> [Requirement] Quote all of the data below exactly, please.

> [Exercise data]
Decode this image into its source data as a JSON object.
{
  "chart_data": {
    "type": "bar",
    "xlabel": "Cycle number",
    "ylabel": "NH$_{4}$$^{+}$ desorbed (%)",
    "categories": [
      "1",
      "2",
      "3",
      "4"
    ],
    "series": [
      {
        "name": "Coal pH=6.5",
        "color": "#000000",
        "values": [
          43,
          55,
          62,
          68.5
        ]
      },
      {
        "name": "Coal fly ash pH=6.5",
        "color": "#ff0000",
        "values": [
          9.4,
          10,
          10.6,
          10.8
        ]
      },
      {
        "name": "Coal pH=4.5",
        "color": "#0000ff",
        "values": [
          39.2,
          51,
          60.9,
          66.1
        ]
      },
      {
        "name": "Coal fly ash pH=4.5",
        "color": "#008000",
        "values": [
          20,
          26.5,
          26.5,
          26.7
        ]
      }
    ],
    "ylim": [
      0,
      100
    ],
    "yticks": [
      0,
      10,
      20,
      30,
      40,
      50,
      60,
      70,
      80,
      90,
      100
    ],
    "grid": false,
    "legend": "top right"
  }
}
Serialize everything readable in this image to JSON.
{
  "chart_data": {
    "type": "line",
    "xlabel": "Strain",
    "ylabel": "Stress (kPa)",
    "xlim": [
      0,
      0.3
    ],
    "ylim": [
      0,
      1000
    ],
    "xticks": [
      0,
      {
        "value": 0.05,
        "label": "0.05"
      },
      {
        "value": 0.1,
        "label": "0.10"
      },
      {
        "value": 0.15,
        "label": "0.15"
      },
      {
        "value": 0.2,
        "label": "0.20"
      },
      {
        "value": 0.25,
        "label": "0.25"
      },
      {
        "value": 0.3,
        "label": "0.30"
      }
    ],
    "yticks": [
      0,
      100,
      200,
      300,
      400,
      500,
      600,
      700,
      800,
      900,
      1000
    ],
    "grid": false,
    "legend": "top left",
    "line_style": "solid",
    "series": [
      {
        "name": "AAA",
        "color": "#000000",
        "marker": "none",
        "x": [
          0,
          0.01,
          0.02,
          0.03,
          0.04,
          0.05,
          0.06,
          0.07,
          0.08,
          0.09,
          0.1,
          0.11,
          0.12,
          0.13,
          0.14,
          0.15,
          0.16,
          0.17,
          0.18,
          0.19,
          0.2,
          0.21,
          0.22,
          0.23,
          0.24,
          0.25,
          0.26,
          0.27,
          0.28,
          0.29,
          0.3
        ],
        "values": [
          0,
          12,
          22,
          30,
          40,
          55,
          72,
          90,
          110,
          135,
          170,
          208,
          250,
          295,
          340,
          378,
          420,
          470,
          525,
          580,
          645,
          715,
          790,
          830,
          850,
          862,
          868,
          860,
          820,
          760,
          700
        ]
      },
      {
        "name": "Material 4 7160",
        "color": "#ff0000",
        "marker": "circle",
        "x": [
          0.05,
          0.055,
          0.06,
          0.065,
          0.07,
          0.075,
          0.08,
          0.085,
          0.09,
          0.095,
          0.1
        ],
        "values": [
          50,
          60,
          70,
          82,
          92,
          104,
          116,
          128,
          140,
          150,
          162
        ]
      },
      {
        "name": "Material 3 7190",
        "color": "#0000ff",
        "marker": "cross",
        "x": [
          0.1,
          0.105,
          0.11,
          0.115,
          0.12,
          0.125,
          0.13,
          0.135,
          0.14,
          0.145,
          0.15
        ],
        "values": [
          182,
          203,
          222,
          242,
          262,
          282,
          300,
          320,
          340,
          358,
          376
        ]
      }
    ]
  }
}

> [Written response]
Decode this image into its source data as a JSON object.
{
  "chart_data": {
    "type": "bar",
    "xlabel": "Cycle number",
    "ylabel": "NH$_{4}$$^{+}$ desorbed (%)",
    "categories": [
      "1",
      "2",
      "3",
      "4"
    ],
    "series": [
      {
        "name": "Coal pH=6.5",
        "color": "#000000",
        "values": [
          43,
          55,
          62,
          68.5
        ]
      },
      {
        "name": "Coal fly ash pH=6.5",
        "color": "#ff0000",
        "values": [
          9.4,
          10,
          10.6,
          10.8
        ]
      },
      {
        "name": "Coal pH=4.5",
        "color": "#0000ff",
        "values": [
          39.2,
          51,
          60.9,
          66.1
        ]
      },
      {
        "name": "Coal fly ash pH=4.5",
        "color": "#008000",
        "values": [
          20,
          26.5,
          26.5,
          26.7
        ]
      }
    ],
    "ylim": [
      0,
      100
    ],
    "yticks": [
      0,
      10,
      20,
      30,
      40,
      50,
      60,
      70,
      80,
      90,
      100
    ],
    "grid": false,
    "legend": "top right"
  }
}
Serialize everything readable in this image to JSON.
{
  "chart_data": {
    "type": "line",
    "xlabel": "Strain",
    "ylabel": "Stress (kPa)",
    "xlim": [
      0,
      0.3
    ],
    "ylim": [
      0,
      1000
    ],
    "xticks": [
      0,
      {
        "value": 0.05,
        "label": "0.05"
      },
      {
        "value": 0.1,
        "label": "0.10"
      },
      {
        "value": 0.15,
        "label": "0.15"
      },
      {
        "value": 0.2,
        "label": "0.20"
      },
      {
        "value": 0.25,
        "label": "0.25"
      },
      {
        "value": 0.3,
        "label": "0.30"
      }
    ],
    "yticks": [
      0,
      100,
      200,
      300,
      400,
      500,
      600,
      700,
      800,
      900,
      1000
    ],
    "grid": false,
    "legend": "top left",
    "line_style": "solid",
    "series": [
      {
        "name": "AAA",
        "color": "#000000",
        "marker": "none",
        "x": [
          0,
          0.01,
          0.02,
          0.03,
          0.04,
          0.05,
          0.06,
          0.07,
          0.08,
          0.09,
          0.1,
          0.11,
          0.12,
          0.13,
          0.14,
          0.15,
          0.16,
          0.17,
          0.18,
          0.19,
          0.2,
          0.21,
          0.22,
          0.23,
          0.24,
          0.25,
          0.26,
          0.27,
          0.28,
          0.29,
          0.3
        ],
        "values": [
          0,
          12,
          22,
          30,
          40,
          55,
          72,
          90,
          110,
          135,
          170,
          208,
          250,
          295,
          340,
          378,
          420,
          470,
          525,
          580,
          645,
          715,
          790,
          830,
          850,
          862,
          868,
          860,
          820,
          760,
          700
        ]
      },
      {
        "name": "Material 4 7160",
        "color": "#ff0000",
        "marker": "circle",
        "x": [
          0.05,
          0.055,
          0.06,
          0.065,
          0.07,
          0.075,
          0.08,
          0.085,
          0.09,
          0.095,
          0.1
        ],
        "values": [
          50,
          60,
          70,
          82,
          92,
          104,
          116,
          128,
          140,
          150,
          162
        ]
      },
      {
        "name": "Material 3 7190",
        "color": "#0000ff",
        "marker": "cross",
        "x": [
          0.1,
          0.105,
          0.11,
          0.115,
          0.12,
          0.125,
          0.13,
          0.135,
          0.14,
          0.145,
          0.15
        ],
        "values": [
          182,
          203,
          222,
          242,
          262,
          282,
          300,
          320,
          340,
          358,
          376
        ]
      }
    ]
  }
}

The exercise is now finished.